_Instruction_
Look through the data below. Collect every line where the word "นายส" occurs.

_Data rows_
— start —

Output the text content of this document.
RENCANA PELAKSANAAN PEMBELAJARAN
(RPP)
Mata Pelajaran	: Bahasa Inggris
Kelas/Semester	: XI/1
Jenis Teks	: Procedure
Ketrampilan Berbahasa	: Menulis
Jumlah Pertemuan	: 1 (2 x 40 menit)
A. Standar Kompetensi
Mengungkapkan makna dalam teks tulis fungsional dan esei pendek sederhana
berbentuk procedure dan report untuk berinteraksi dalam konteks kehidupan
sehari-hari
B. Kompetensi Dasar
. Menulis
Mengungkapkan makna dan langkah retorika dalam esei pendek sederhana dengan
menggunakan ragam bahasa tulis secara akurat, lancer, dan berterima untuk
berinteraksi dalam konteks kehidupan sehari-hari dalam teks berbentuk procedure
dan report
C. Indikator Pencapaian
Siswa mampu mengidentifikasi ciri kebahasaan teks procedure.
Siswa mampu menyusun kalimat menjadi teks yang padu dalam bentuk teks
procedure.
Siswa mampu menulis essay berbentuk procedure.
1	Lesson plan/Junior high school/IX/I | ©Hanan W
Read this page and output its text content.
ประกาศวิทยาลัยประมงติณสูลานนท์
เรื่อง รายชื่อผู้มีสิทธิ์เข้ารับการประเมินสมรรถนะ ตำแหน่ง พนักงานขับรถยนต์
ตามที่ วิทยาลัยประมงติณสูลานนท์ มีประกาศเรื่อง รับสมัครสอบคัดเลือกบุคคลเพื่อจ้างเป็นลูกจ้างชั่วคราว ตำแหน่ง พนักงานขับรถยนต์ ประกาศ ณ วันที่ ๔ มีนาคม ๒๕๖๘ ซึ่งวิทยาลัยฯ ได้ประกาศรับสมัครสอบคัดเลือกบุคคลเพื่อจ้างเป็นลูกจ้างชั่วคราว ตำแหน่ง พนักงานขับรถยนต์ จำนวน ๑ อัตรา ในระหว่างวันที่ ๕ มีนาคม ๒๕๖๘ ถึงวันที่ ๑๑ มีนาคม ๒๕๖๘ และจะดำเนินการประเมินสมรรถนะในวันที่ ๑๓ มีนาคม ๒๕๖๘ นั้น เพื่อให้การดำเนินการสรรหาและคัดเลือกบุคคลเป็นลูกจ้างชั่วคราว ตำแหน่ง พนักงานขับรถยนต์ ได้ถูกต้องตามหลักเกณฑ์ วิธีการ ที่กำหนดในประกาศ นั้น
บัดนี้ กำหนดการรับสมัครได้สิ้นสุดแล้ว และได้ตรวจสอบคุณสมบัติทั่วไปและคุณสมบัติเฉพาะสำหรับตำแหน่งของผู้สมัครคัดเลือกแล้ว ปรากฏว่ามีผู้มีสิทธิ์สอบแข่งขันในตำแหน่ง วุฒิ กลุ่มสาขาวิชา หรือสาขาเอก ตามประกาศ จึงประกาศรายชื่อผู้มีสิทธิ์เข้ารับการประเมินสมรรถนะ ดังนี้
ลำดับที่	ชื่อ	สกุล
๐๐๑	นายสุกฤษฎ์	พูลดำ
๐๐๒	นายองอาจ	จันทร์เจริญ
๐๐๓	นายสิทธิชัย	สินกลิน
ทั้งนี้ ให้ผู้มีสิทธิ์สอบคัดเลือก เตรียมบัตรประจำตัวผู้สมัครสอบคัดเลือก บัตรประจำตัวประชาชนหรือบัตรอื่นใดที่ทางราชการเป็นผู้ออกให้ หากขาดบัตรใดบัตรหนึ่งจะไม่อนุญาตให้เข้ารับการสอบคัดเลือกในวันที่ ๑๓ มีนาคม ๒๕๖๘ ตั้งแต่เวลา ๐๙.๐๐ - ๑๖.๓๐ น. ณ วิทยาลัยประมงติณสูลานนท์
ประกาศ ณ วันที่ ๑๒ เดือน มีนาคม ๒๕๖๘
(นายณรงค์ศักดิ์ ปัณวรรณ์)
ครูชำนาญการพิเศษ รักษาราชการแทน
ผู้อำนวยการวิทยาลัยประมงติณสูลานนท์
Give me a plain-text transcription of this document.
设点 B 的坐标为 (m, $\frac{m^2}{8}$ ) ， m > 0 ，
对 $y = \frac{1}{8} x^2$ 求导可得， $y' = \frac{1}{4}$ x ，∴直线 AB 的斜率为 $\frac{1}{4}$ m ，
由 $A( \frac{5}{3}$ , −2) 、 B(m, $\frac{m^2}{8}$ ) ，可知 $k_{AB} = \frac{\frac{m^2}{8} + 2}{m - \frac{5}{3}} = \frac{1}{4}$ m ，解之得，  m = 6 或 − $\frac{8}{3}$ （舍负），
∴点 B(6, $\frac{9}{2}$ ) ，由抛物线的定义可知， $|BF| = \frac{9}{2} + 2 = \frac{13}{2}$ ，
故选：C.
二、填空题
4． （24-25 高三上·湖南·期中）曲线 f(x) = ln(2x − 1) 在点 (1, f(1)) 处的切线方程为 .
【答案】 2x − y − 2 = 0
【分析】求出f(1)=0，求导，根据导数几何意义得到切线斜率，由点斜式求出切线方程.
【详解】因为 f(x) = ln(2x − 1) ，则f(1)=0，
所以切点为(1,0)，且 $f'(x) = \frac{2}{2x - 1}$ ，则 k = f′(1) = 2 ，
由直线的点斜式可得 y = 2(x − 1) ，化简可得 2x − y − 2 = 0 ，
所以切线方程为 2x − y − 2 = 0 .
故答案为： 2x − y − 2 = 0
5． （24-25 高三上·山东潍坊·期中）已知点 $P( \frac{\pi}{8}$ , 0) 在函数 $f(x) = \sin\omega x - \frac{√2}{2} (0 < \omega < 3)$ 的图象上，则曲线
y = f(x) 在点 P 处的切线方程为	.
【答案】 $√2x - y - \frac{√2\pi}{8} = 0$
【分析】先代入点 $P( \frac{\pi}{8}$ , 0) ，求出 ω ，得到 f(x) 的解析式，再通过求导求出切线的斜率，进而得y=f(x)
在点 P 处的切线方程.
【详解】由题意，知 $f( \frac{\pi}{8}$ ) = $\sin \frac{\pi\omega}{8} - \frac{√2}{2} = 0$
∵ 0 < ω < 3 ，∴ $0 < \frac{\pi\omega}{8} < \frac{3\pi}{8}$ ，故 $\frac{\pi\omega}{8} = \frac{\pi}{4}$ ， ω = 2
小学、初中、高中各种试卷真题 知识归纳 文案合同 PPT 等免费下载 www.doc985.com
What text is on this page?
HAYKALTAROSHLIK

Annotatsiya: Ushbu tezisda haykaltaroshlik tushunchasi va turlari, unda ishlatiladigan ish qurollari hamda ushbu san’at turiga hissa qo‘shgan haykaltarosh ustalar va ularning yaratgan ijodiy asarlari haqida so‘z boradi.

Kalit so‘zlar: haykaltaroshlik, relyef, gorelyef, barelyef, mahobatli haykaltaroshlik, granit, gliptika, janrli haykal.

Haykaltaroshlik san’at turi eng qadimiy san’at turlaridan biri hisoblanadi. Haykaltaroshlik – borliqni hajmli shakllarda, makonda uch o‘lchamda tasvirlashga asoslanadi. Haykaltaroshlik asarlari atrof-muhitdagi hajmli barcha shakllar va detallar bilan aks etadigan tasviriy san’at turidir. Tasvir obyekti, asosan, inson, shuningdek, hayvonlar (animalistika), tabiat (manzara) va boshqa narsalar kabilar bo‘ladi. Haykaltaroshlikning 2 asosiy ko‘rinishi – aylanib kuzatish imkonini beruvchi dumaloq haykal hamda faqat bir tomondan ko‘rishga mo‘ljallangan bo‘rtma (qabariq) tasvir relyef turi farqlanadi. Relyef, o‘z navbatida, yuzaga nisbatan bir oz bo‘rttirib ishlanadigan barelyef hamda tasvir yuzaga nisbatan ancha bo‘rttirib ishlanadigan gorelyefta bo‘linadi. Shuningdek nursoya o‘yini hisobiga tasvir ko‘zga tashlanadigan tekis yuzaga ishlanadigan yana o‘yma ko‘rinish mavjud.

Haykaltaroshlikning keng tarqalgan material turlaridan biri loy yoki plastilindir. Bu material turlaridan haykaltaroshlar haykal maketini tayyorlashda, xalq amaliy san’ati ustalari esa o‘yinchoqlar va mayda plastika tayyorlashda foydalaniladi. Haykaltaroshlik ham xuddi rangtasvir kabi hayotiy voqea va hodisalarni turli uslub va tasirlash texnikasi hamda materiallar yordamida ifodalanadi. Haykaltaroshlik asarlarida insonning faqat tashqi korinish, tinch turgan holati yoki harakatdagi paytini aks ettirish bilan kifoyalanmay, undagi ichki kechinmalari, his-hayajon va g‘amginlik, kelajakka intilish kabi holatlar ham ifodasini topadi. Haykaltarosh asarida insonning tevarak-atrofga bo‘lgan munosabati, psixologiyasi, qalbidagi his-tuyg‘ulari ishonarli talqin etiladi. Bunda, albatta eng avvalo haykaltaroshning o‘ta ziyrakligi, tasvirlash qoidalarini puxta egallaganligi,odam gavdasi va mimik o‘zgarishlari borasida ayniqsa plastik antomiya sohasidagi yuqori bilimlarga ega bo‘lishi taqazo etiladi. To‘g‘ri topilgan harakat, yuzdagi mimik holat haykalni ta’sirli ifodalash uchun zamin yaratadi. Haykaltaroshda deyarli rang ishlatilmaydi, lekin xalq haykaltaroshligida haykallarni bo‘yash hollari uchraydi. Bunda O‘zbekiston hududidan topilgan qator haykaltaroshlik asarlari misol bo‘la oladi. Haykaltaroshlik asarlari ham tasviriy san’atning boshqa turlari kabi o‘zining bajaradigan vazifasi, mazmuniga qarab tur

— end —

_Exercise response_
๐๐๑	นายสุกฤษฎ์	พูลดำ
๐๐๓	นายสิทธิชัย	สินกลิน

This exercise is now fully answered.